(Collected data)
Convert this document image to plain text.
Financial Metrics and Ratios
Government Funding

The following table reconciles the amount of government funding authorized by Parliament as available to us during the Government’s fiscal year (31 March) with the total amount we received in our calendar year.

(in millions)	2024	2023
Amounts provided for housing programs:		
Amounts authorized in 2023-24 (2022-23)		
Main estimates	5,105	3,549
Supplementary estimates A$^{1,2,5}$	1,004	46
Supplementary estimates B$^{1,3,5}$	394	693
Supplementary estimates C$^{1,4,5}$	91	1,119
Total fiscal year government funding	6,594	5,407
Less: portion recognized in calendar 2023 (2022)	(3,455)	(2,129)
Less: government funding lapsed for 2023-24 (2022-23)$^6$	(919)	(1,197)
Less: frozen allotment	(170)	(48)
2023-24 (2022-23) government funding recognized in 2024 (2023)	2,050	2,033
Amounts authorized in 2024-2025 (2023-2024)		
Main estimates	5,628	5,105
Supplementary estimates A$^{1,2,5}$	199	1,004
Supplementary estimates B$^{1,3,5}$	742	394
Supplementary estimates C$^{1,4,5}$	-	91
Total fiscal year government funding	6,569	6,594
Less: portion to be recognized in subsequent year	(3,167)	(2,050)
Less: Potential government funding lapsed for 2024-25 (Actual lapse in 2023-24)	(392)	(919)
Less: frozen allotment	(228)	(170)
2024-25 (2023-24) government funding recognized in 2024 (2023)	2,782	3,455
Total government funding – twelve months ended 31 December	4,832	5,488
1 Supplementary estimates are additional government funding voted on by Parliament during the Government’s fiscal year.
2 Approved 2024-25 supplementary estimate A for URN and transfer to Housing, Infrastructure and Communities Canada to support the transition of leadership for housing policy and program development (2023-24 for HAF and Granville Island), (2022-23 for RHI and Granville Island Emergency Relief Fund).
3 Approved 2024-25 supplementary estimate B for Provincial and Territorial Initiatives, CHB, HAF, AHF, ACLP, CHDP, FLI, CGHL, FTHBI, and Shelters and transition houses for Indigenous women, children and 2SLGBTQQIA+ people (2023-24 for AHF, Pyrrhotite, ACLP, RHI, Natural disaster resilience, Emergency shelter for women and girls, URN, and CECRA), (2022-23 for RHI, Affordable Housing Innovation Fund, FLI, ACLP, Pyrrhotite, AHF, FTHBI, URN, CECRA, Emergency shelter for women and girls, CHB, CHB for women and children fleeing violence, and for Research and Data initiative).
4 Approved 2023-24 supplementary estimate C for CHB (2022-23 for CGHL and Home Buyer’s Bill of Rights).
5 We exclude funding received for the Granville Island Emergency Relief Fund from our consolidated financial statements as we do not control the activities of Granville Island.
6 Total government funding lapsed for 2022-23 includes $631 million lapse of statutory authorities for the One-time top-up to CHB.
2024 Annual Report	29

### Request
Retype every entry word for word.

### Correct output
Convert this document image to plain text.
Financial Metrics and Ratios
Government Funding

The following table reconciles the amount of government funding authorized by Parliament as available to us during the Government’s fiscal year (31 March) with the total amount we received in our calendar year.

(in millions)	2024	2023
Amounts provided for housing programs:		
Amounts authorized in 2023-24 (2022-23)		
Main estimates	5,105	3,549
Supplementary estimates A$^{1,2,5}$	1,004	46
Supplementary estimates B$^{1,3,5}$	394	693
Supplementary estimates C$^{1,4,5}$	91	1,119
Total fiscal year government funding	6,594	5,407
Less: portion recognized in calendar 2023 (2022)	(3,455)	(2,129)
Less: government funding lapsed for 2023-24 (2022-23)$^6$	(919)	(1,197)
Less: frozen allotment	(170)	(48)
2023-24 (2022-23) government funding recognized in 2024 (2023)	2,050	2,033
Amounts authorized in 2024-2025 (2023-2024)		
Main estimates	5,628	5,105
Supplementary estimates A$^{1,2,5}$	199	1,004
Supplementary estimates B$^{1,3,5}$	742	394
Supplementary estimates C$^{1,4,5}$	-	91
Total fiscal year government funding	6,569	6,594
Less: portion to be recognized in subsequent year	(3,167)	(2,050)
Less: Potential government funding lapsed for 2024-25 (Actual lapse in 2023-24)	(392)	(919)
Less: frozen allotment	(228)	(170)
2024-25 (2023-24) government funding recognized in 2024 (2023)	2,782	3,455
Total government funding – twelve months ended 31 December	4,832	5,488
1 Supplementary estimates are additional government funding voted on by Parliament during the Government’s fiscal year.
2 Approved 2024-25 supplementary estimate A for URN and transfer to Housing, Infrastructure and Communities Canada to support the transition of leadership for housing policy and program development (2023-24 for HAF and Granville Island), (2022-23 for RHI and Granville Island Emergency Relief Fund).
3 Approved 2024-25 supplementary estimate B for Provincial and Territorial Initiatives, CHB, HAF, AHF, ACLP, CHDP, FLI, CGHL, FTHBI, and Shelters and transition houses for Indigenous women, children and 2SLGBTQQIA+ people (2023-24 for AHF, Pyrrhotite, ACLP, RHI, Natural disaster resilience, Emergency shelter for women and girls, URN, and CECRA), (2022-23 for RHI, Affordable Housing Innovation Fund, FLI, ACLP, Pyrrhotite, AHF, FTHBI, URN, CECRA, Emergency shelter for women and girls, CHB, CHB for women and children fleeing violence, and for Research and Data initiative).
4 Approved 2023-24 supplementary estimate C for CHB (2022-23 for CGHL and Home Buyer’s Bill of Rights).
5 We exclude funding received for the Granville Island Emergency Relief Fund from our consolidated financial statements as we do not control the activities of Granville Island.
6 Total government funding lapsed for 2022-23 includes $631 million lapse of statutory authorities for the One-time top-up to CHB.
2024 Annual Report	29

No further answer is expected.